[Data entries]
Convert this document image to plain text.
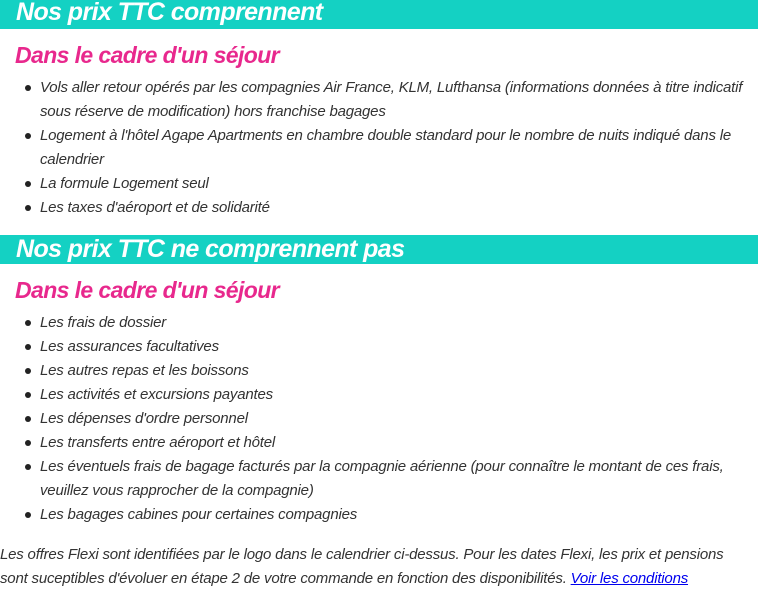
Nos prix TTC comprennent
Dans le cadre d'un séjour
Vols aller retour opérés par les compagnies Air France, KLM, Lufthansa (informations données à titre indicatif sous réserve de modification) hors franchise bagages
Logement à l'hôtel Agape Apartments en chambre double standard pour le nombre de nuits indiqué dans le calendrier
La formule Logement seul
Les taxes d'aéroport et de solidarité
Nos prix TTC ne comprennent pas
Dans le cadre d'un séjour
Les frais de dossier
Les assurances facultatives
Les autres repas et les boissons
Les activités et excursions payantes
Les dépenses d'ordre personnel
Les transferts entre aéroport et hôtel
Les éventuels frais de bagage facturés par la compagnie aérienne (pour connaître le montant de ces frais, veuillez vous rapprocher de la compagnie)
Les bagages cabines pour certaines compagnies
Les offres Flexi sont identifiées par le logo dans le calendrier ci-dessus. Pour les dates Flexi, les prix et pensions sont suceptibles d'évoluer en étape 2 de votre commande en fonction des disponibilités. Voir les conditions
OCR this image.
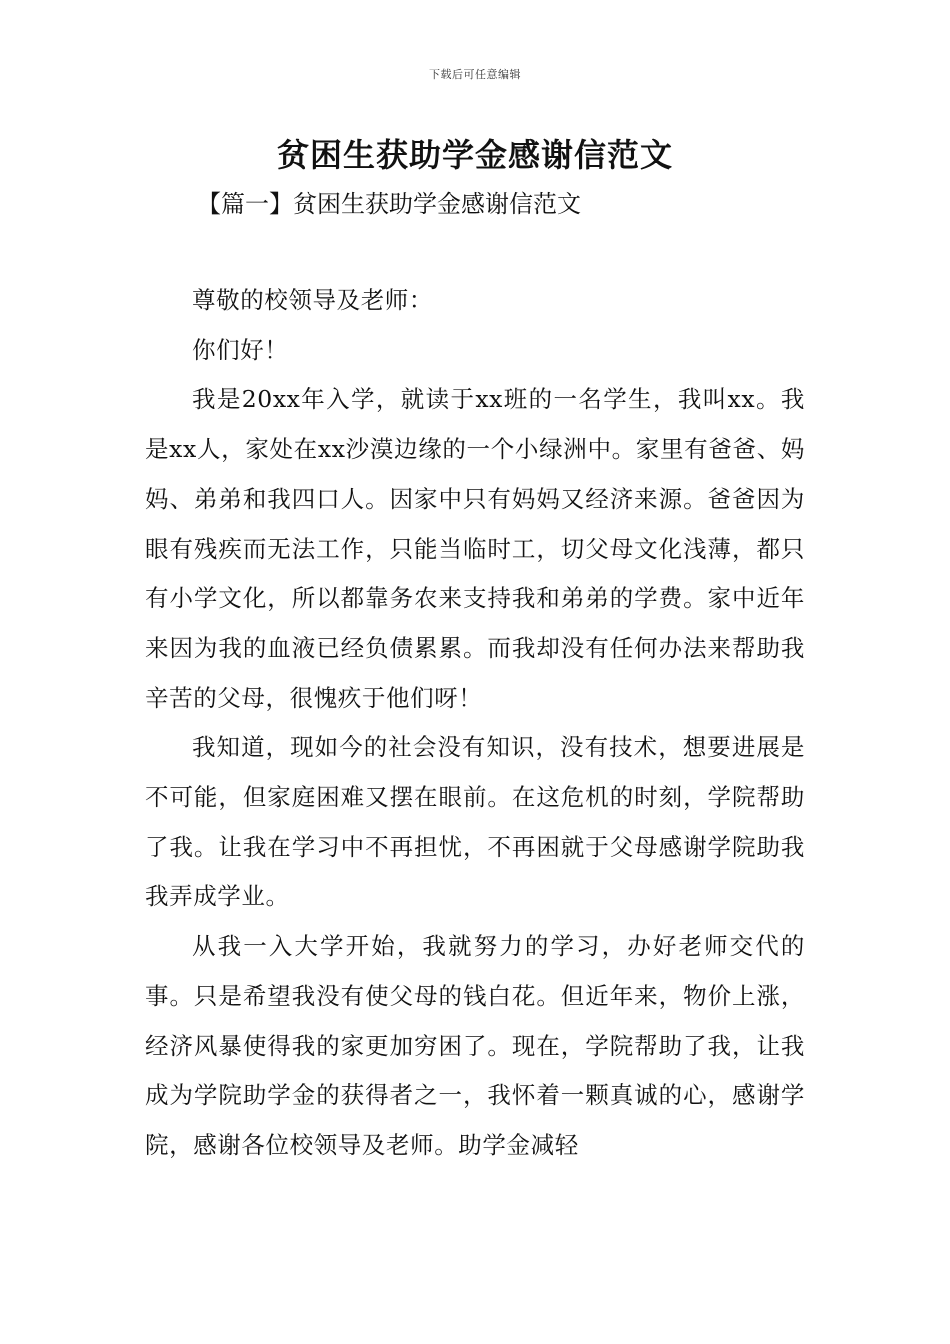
下载后可任意编辑
贫困生获助学金感谢信范文
【篇一】贫困生获助学金感谢信范文

尊敬的校领导及老师：

你们好！

我是20xx年入学，就读于xx班的一名学生，我叫xx。我是xx人，家处在xx沙漠边缘的一个小绿洲中。家里有爸爸、妈妈、弟弟和我四口人。因家中只有妈妈又经济来源。爸爸因为眼有残疾而无法工作，只能当临时工，切父母文化浅薄，都只有小学文化，所以都靠务农来支持我和弟弟的学费。家中近年来因为我的血液已经负债累累。而我却没有任何办法来帮助我辛苦的父母，很愧疚于他们呀！

我知道，现如今的社会没有知识，没有技术，想要进展是不可能，但家庭困难又摆在眼前。在这危机的时刻，学院帮助了我。让我在学习中不再担忧，不再困就于父母感谢学院助我我弄成学业。

从我一入大学开始，我就努力的学习，办好老师交代的事。只是希望我没有使父母的钱白花。但近年来，物价上涨，经济风暴使得我的家更加穷困了。现在，学院帮助了我，让我成为学院助学金的获得者之一，我怀着一颗真诚的心，感谢学院，感谢各位校领导及老师。助学金减轻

**REQUIREMENTS**: Determine how many lines of the data contain "calendrier" and give nothing but that number.

**WRITTEN SOLUTION**: 2